THE REQUEST: Word for word, restate every line of the material.

THE RECORDS:
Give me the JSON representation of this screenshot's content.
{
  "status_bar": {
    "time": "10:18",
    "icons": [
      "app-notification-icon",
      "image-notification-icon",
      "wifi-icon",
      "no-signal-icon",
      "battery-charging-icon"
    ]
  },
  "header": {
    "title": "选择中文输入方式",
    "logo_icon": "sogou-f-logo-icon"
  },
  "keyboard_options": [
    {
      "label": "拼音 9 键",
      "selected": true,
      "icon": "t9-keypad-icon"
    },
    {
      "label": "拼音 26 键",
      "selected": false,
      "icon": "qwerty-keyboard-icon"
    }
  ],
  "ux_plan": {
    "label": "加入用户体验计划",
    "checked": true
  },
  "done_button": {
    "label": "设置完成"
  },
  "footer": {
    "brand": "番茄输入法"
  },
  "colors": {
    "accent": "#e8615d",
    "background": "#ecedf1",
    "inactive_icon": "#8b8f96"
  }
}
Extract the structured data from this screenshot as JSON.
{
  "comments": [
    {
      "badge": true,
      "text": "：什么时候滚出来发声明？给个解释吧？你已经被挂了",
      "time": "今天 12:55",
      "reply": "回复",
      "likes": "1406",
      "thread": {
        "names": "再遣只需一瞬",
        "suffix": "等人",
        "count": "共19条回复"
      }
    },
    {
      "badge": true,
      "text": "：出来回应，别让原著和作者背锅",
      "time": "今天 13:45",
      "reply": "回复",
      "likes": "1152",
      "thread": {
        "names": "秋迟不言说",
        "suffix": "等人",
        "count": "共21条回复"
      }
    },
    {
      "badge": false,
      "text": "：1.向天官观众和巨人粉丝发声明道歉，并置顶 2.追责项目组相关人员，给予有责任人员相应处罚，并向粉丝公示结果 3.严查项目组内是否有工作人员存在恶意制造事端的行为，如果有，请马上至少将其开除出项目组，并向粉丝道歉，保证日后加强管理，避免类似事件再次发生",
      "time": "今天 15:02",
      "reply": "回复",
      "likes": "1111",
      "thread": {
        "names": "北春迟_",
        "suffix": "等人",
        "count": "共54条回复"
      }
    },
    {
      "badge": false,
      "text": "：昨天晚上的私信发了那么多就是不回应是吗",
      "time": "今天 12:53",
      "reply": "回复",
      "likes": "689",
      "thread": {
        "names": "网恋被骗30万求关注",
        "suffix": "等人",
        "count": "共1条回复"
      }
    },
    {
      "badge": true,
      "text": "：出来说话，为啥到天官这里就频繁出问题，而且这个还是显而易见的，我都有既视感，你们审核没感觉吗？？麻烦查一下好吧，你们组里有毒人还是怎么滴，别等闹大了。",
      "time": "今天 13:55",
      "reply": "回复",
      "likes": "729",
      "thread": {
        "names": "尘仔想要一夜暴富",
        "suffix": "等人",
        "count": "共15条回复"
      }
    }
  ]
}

ANSWER TO THE TASK:
Give me the JSON representation of this screenshot's content.
{
  "status_bar": {
    "time": "10:18",
    "icons": [
      "app-notification-icon",
      "image-notification-icon",
      "wifi-icon",
      "no-signal-icon",
      "battery-charging-icon"
    ]
  },
  "header": {
    "title": "选择中文输入方式",
    "logo_icon": "sogou-f-logo-icon"
  },
  "keyboard_options": [
    {
      "label": "拼音 9 键",
      "selected": true,
      "icon": "t9-keypad-icon"
    },
    {
      "label": "拼音 26 键",
      "selected": false,
      "icon": "qwerty-keyboard-icon"
    }
  ],
  "ux_plan": {
    "label": "加入用户体验计划",
    "checked": true
  },
  "done_button": {
    "label": "设置完成"
  },
  "footer": {
    "brand": "番茄输入法"
  },
  "colors": {
    "accent": "#e8615d",
    "background": "#ecedf1",
    "inactive_icon": "#8b8f96"
  }
}
Extract the structured data from this screenshot as JSON.
{
  "comments": [
    {
      "badge": true,
      "text": "：什么时候滚出来发声明？给个解释吧？你已经被挂了",
      "time": "今天 12:55",
      "reply": "回复",
      "likes": "1406",
      "thread": {
        "names": "再遣只需一瞬",
        "suffix": "等人",
        "count": "共19条回复"
      }
    },
    {
      "badge": true,
      "text": "：出来回应，别让原著和作者背锅",
      "time": "今天 13:45",
      "reply": "回复",
      "likes": "1152",
      "thread": {
        "names": "秋迟不言说",
        "suffix": "等人",
        "count": "共21条回复"
      }
    },
    {
      "badge": false,
      "text": "：1.向天官观众和巨人粉丝发声明道歉，并置顶 2.追责项目组相关人员，给予有责任人员相应处罚，并向粉丝公示结果 3.严查项目组内是否有工作人员存在恶意制造事端的行为，如果有，请马上至少将其开除出项目组，并向粉丝道歉，保证日后加强管理，避免类似事件再次发生",
      "time": "今天 15:02",
      "reply": "回复",
      "likes": "1111",
      "thread": {
        "names": "北春迟_",
        "suffix": "等人",
        "count": "共54条回复"
      }
    },
    {
      "badge": false,
      "text": "：昨天晚上的私信发了那么多就是不回应是吗",
      "time": "今天 12:53",
      "reply": "回复",
      "likes": "689",
      "thread": {
        "names": "网恋被骗30万求关注",
        "suffix": "等人",
        "count": "共1条回复"
      }
    },
    {
      "badge": true,
      "text": "：出来说话，为啥到天官这里就频繁出问题，而且这个还是显而易见的，我都有既视感，你们审核没感觉吗？？麻烦查一下好吧，你们组里有毒人还是怎么滴，别等闹大了。",
      "time": "今天 13:55",
      "reply": "回复",
      "likes": "729",
      "thread": {
        "names": "尘仔想要一夜暴富",
        "suffix": "等人",
        "count": "共15条回复"
      }
    }
  ]
}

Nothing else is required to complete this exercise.